A run of records

+--

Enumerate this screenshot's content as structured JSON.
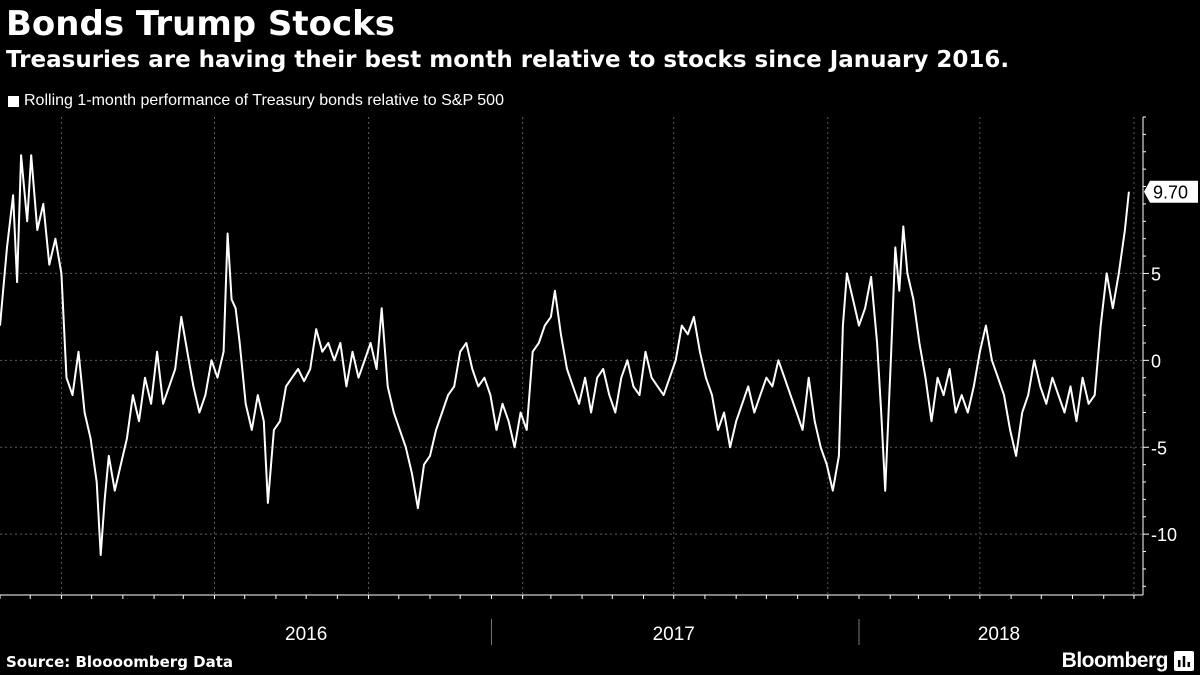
{
  "header": {
    "title": "Bonds Trump Stocks",
    "subtitle": "Treasuries are having their best month relative to stocks since January 2016."
  },
  "footer": {
    "source": "Source: Bloooomberg Data",
    "brand": "Bloomberg"
  },
  "colors": {
    "background": "#000000",
    "line": "#ffffff",
    "grid": "#5a5a5a"
  },
  "icons": {
    "brand": "bloomberg-terminal-icon"
  },
  "chart_data": {
    "type": "line",
    "title": "Bonds Trump Stocks",
    "subtitle": "Treasuries are having their best month relative to stocks since January 2016.",
    "xlabel": "",
    "ylabel": "",
    "x_range": [
      "2015-09-01",
      "2018-10-10"
    ],
    "ylim": [
      -13.5,
      14
    ],
    "yticks": [
      -10,
      -5,
      0,
      5
    ],
    "ytick_labels": [
      "-10",
      "-5",
      "0",
      "5"
    ],
    "x_year_labels": [
      {
        "label": "2016",
        "position": "2016-07-01"
      },
      {
        "label": "2017",
        "position": "2017-07-01"
      },
      {
        "label": "2018",
        "position": "2018-05-20"
      }
    ],
    "x_gridlines": [
      "2015-11-01",
      "2016-04-01",
      "2016-09-01",
      "2017-02-01",
      "2017-07-01",
      "2017-12-01",
      "2018-05-01",
      "2018-10-01"
    ],
    "year_separators": [
      "2017-01-01",
      "2018-01-01"
    ],
    "grid": true,
    "legend_position": "top-left",
    "last_value_label": "9.70",
    "series": [
      {
        "name": "Rolling 1-month performance of Treasury bonds relative to S&P 500",
        "points": [
          [
            "2015-09-01",
            2.0
          ],
          [
            "2015-09-08",
            6.5
          ],
          [
            "2015-09-14",
            9.5
          ],
          [
            "2015-09-18",
            4.5
          ],
          [
            "2015-09-22",
            11.8
          ],
          [
            "2015-09-28",
            8.0
          ],
          [
            "2015-10-02",
            11.8
          ],
          [
            "2015-10-08",
            7.5
          ],
          [
            "2015-10-14",
            9.0
          ],
          [
            "2015-10-20",
            5.5
          ],
          [
            "2015-10-26",
            7.0
          ],
          [
            "2015-11-01",
            5.0
          ],
          [
            "2015-11-06",
            -1.0
          ],
          [
            "2015-11-12",
            -2.0
          ],
          [
            "2015-11-18",
            0.5
          ],
          [
            "2015-11-24",
            -3.0
          ],
          [
            "2015-11-30",
            -4.5
          ],
          [
            "2015-12-06",
            -7.0
          ],
          [
            "2015-12-10",
            -11.2
          ],
          [
            "2015-12-14",
            -8.0
          ],
          [
            "2015-12-18",
            -5.5
          ],
          [
            "2015-12-24",
            -7.5
          ],
          [
            "2015-12-30",
            -6.0
          ],
          [
            "2016-01-05",
            -4.5
          ],
          [
            "2016-01-11",
            -2.0
          ],
          [
            "2016-01-17",
            -3.5
          ],
          [
            "2016-01-23",
            -1.0
          ],
          [
            "2016-01-29",
            -2.5
          ],
          [
            "2016-02-04",
            0.5
          ],
          [
            "2016-02-10",
            -2.5
          ],
          [
            "2016-02-16",
            -1.5
          ],
          [
            "2016-02-22",
            -0.5
          ],
          [
            "2016-02-28",
            2.5
          ],
          [
            "2016-03-05",
            0.5
          ],
          [
            "2016-03-11",
            -1.5
          ],
          [
            "2016-03-17",
            -3.0
          ],
          [
            "2016-03-23",
            -2.0
          ],
          [
            "2016-03-29",
            0.0
          ],
          [
            "2016-04-04",
            -1.0
          ],
          [
            "2016-04-10",
            0.5
          ],
          [
            "2016-04-14",
            7.3
          ],
          [
            "2016-04-18",
            3.5
          ],
          [
            "2016-04-22",
            3.0
          ],
          [
            "2016-04-26",
            1.0
          ],
          [
            "2016-05-02",
            -2.5
          ],
          [
            "2016-05-08",
            -4.0
          ],
          [
            "2016-05-14",
            -2.0
          ],
          [
            "2016-05-20",
            -3.5
          ],
          [
            "2016-05-24",
            -8.2
          ],
          [
            "2016-05-30",
            -4.0
          ],
          [
            "2016-06-05",
            -3.5
          ],
          [
            "2016-06-11",
            -1.5
          ],
          [
            "2016-06-17",
            -1.0
          ],
          [
            "2016-06-23",
            -0.5
          ],
          [
            "2016-06-29",
            -1.2
          ],
          [
            "2016-07-05",
            -0.5
          ],
          [
            "2016-07-11",
            1.8
          ],
          [
            "2016-07-17",
            0.5
          ],
          [
            "2016-07-23",
            1.0
          ],
          [
            "2016-07-29",
            0.0
          ],
          [
            "2016-08-04",
            1.0
          ],
          [
            "2016-08-10",
            -1.5
          ],
          [
            "2016-08-16",
            0.5
          ],
          [
            "2016-08-22",
            -1.0
          ],
          [
            "2016-08-28",
            0.0
          ],
          [
            "2016-09-03",
            1.0
          ],
          [
            "2016-09-09",
            -0.5
          ],
          [
            "2016-09-14",
            3.0
          ],
          [
            "2016-09-20",
            -1.5
          ],
          [
            "2016-09-26",
            -3.0
          ],
          [
            "2016-10-02",
            -4.0
          ],
          [
            "2016-10-08",
            -5.0
          ],
          [
            "2016-10-14",
            -6.5
          ],
          [
            "2016-10-20",
            -8.5
          ],
          [
            "2016-10-26",
            -6.0
          ],
          [
            "2016-11-01",
            -5.5
          ],
          [
            "2016-11-07",
            -4.0
          ],
          [
            "2016-11-13",
            -3.0
          ],
          [
            "2016-11-19",
            -2.0
          ],
          [
            "2016-11-25",
            -1.5
          ],
          [
            "2016-12-01",
            0.5
          ],
          [
            "2016-12-07",
            1.0
          ],
          [
            "2016-12-13",
            -0.5
          ],
          [
            "2016-12-19",
            -1.5
          ],
          [
            "2016-12-25",
            -1.0
          ],
          [
            "2016-12-31",
            -2.0
          ],
          [
            "2017-01-06",
            -4.0
          ],
          [
            "2017-01-12",
            -2.5
          ],
          [
            "2017-01-18",
            -3.5
          ],
          [
            "2017-01-24",
            -5.0
          ],
          [
            "2017-01-30",
            -3.0
          ],
          [
            "2017-02-05",
            -4.0
          ],
          [
            "2017-02-11",
            0.5
          ],
          [
            "2017-02-17",
            1.0
          ],
          [
            "2017-02-23",
            2.0
          ],
          [
            "2017-03-01",
            2.5
          ],
          [
            "2017-03-05",
            4.0
          ],
          [
            "2017-03-11",
            1.5
          ],
          [
            "2017-03-17",
            -0.5
          ],
          [
            "2017-03-23",
            -1.5
          ],
          [
            "2017-03-29",
            -2.5
          ],
          [
            "2017-04-04",
            -1.0
          ],
          [
            "2017-04-10",
            -3.0
          ],
          [
            "2017-04-16",
            -1.0
          ],
          [
            "2017-04-22",
            -0.5
          ],
          [
            "2017-04-28",
            -2.0
          ],
          [
            "2017-05-04",
            -3.0
          ],
          [
            "2017-05-10",
            -1.0
          ],
          [
            "2017-05-16",
            0.0
          ],
          [
            "2017-05-22",
            -1.5
          ],
          [
            "2017-05-28",
            -2.0
          ],
          [
            "2017-06-03",
            0.5
          ],
          [
            "2017-06-09",
            -1.0
          ],
          [
            "2017-06-15",
            -1.5
          ],
          [
            "2017-06-21",
            -2.0
          ],
          [
            "2017-06-27",
            -1.0
          ],
          [
            "2017-07-03",
            0.0
          ],
          [
            "2017-07-09",
            2.0
          ],
          [
            "2017-07-15",
            1.5
          ],
          [
            "2017-07-21",
            2.5
          ],
          [
            "2017-07-27",
            0.5
          ],
          [
            "2017-08-02",
            -1.0
          ],
          [
            "2017-08-08",
            -2.0
          ],
          [
            "2017-08-14",
            -4.0
          ],
          [
            "2017-08-20",
            -3.0
          ],
          [
            "2017-08-26",
            -5.0
          ],
          [
            "2017-09-01",
            -3.5
          ],
          [
            "2017-09-07",
            -2.5
          ],
          [
            "2017-09-13",
            -1.5
          ],
          [
            "2017-09-19",
            -3.0
          ],
          [
            "2017-09-25",
            -2.0
          ],
          [
            "2017-10-01",
            -1.0
          ],
          [
            "2017-10-07",
            -1.5
          ],
          [
            "2017-10-13",
            0.0
          ],
          [
            "2017-10-19",
            -1.0
          ],
          [
            "2017-10-25",
            -2.0
          ],
          [
            "2017-10-31",
            -3.0
          ],
          [
            "2017-11-06",
            -4.0
          ],
          [
            "2017-11-12",
            -1.0
          ],
          [
            "2017-11-18",
            -3.5
          ],
          [
            "2017-11-24",
            -5.0
          ],
          [
            "2017-11-30",
            -6.0
          ],
          [
            "2017-12-06",
            -7.5
          ],
          [
            "2017-12-12",
            -5.5
          ],
          [
            "2017-12-16",
            2.0
          ],
          [
            "2017-12-20",
            5.0
          ],
          [
            "2017-12-26",
            3.5
          ],
          [
            "2018-01-01",
            2.0
          ],
          [
            "2018-01-07",
            3.0
          ],
          [
            "2018-01-13",
            4.8
          ],
          [
            "2018-01-19",
            1.0
          ],
          [
            "2018-01-23",
            -3.0
          ],
          [
            "2018-01-27",
            -7.5
          ],
          [
            "2018-02-02",
            0.5
          ],
          [
            "2018-02-06",
            6.5
          ],
          [
            "2018-02-10",
            4.0
          ],
          [
            "2018-02-14",
            7.7
          ],
          [
            "2018-02-18",
            5.0
          ],
          [
            "2018-02-24",
            3.5
          ],
          [
            "2018-03-02",
            1.0
          ],
          [
            "2018-03-08",
            -1.0
          ],
          [
            "2018-03-14",
            -3.5
          ],
          [
            "2018-03-20",
            -1.0
          ],
          [
            "2018-03-26",
            -2.0
          ],
          [
            "2018-04-01",
            -0.5
          ],
          [
            "2018-04-07",
            -3.0
          ],
          [
            "2018-04-13",
            -2.0
          ],
          [
            "2018-04-19",
            -3.0
          ],
          [
            "2018-04-25",
            -1.5
          ],
          [
            "2018-05-01",
            0.5
          ],
          [
            "2018-05-07",
            2.0
          ],
          [
            "2018-05-13",
            0.0
          ],
          [
            "2018-05-19",
            -1.0
          ],
          [
            "2018-05-25",
            -2.0
          ],
          [
            "2018-05-31",
            -4.0
          ],
          [
            "2018-06-06",
            -5.5
          ],
          [
            "2018-06-12",
            -3.0
          ],
          [
            "2018-06-18",
            -2.0
          ],
          [
            "2018-06-24",
            0.0
          ],
          [
            "2018-06-30",
            -1.5
          ],
          [
            "2018-07-06",
            -2.5
          ],
          [
            "2018-07-12",
            -1.0
          ],
          [
            "2018-07-18",
            -2.0
          ],
          [
            "2018-07-24",
            -3.0
          ],
          [
            "2018-07-30",
            -1.5
          ],
          [
            "2018-08-05",
            -3.5
          ],
          [
            "2018-08-11",
            -1.0
          ],
          [
            "2018-08-17",
            -2.5
          ],
          [
            "2018-08-23",
            -2.0
          ],
          [
            "2018-08-29",
            2.0
          ],
          [
            "2018-09-04",
            5.0
          ],
          [
            "2018-09-10",
            3.0
          ],
          [
            "2018-09-16",
            5.0
          ],
          [
            "2018-09-22",
            7.5
          ],
          [
            "2018-09-26",
            9.7
          ]
        ]
      }
    ]
  }
}
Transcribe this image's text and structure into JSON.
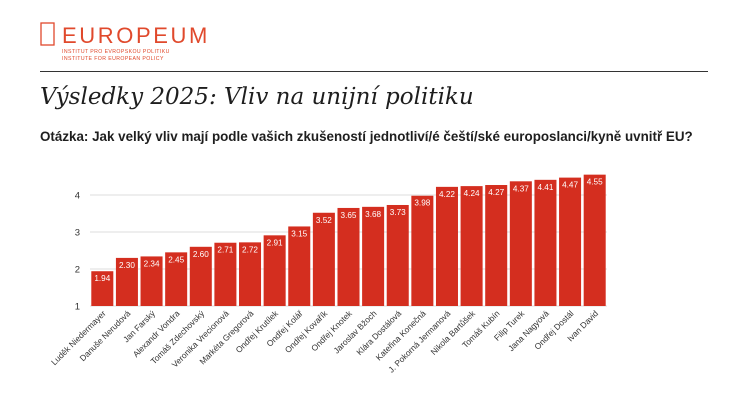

+--

TASK PROMPT:
Find the lines with the string "relative" and reproduce them.

THE SOLUTION:
    "subtitle": "Treasuries are having their best month relative to stocks since January 2016."
    "subtitle": "Treasuries are having their best month relative to stocks since January 2016.",
        "name": "Rolling 1-month performance of Treasury bonds relative to S&P 500",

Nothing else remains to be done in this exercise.